**What to produce**. Keep only the lines where "color" appears.

**Available records**.

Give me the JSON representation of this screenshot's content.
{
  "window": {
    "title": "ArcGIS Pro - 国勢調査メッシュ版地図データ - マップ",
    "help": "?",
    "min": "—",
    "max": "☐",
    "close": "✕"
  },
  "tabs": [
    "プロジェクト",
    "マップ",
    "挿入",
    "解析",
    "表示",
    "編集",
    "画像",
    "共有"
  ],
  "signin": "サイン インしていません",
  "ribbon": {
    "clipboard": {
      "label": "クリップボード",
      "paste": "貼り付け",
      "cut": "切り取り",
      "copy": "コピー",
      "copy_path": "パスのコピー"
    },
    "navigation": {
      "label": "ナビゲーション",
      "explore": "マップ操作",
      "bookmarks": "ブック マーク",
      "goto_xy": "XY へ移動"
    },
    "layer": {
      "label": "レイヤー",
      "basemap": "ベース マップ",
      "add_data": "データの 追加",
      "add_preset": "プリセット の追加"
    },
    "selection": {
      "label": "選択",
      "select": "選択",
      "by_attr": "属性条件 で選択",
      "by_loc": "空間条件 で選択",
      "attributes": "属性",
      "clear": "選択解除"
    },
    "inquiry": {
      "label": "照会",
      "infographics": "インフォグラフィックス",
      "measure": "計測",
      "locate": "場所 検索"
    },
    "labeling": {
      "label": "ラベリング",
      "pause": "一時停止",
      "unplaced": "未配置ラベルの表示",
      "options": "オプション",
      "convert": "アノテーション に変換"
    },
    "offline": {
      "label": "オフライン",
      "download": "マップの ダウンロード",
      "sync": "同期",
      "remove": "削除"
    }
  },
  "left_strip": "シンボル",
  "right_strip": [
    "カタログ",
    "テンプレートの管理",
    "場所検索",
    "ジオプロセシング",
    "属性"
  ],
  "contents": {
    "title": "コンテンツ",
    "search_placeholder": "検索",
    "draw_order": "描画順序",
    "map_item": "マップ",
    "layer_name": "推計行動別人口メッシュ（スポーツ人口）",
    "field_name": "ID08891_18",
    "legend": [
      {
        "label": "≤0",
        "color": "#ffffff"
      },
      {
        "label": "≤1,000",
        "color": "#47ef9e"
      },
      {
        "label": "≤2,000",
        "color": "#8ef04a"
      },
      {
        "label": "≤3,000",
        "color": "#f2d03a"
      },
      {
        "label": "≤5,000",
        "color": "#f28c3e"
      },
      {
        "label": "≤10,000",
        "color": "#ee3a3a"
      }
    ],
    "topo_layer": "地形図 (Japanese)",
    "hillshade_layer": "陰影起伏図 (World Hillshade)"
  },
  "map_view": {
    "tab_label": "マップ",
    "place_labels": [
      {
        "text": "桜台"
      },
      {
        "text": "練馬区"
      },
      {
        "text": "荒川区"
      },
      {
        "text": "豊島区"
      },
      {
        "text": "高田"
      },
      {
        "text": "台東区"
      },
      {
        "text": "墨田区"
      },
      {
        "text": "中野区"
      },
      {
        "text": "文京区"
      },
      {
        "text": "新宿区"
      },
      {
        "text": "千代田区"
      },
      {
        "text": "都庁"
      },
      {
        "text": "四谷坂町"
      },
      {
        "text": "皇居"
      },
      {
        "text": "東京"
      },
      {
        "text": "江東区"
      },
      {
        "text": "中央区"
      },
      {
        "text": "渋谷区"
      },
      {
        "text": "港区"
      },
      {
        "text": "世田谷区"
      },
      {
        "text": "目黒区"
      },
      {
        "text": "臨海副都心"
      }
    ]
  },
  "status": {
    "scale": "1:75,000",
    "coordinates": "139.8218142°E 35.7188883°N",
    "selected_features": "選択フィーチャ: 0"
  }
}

**The answer**.
        "color": "#ffffff"
        "color": "#47ef9e"
        "color": "#8ef04a"
        "color": "#f2d03a"
        "color": "#f28c3e"
        "color": "#ee3a3a"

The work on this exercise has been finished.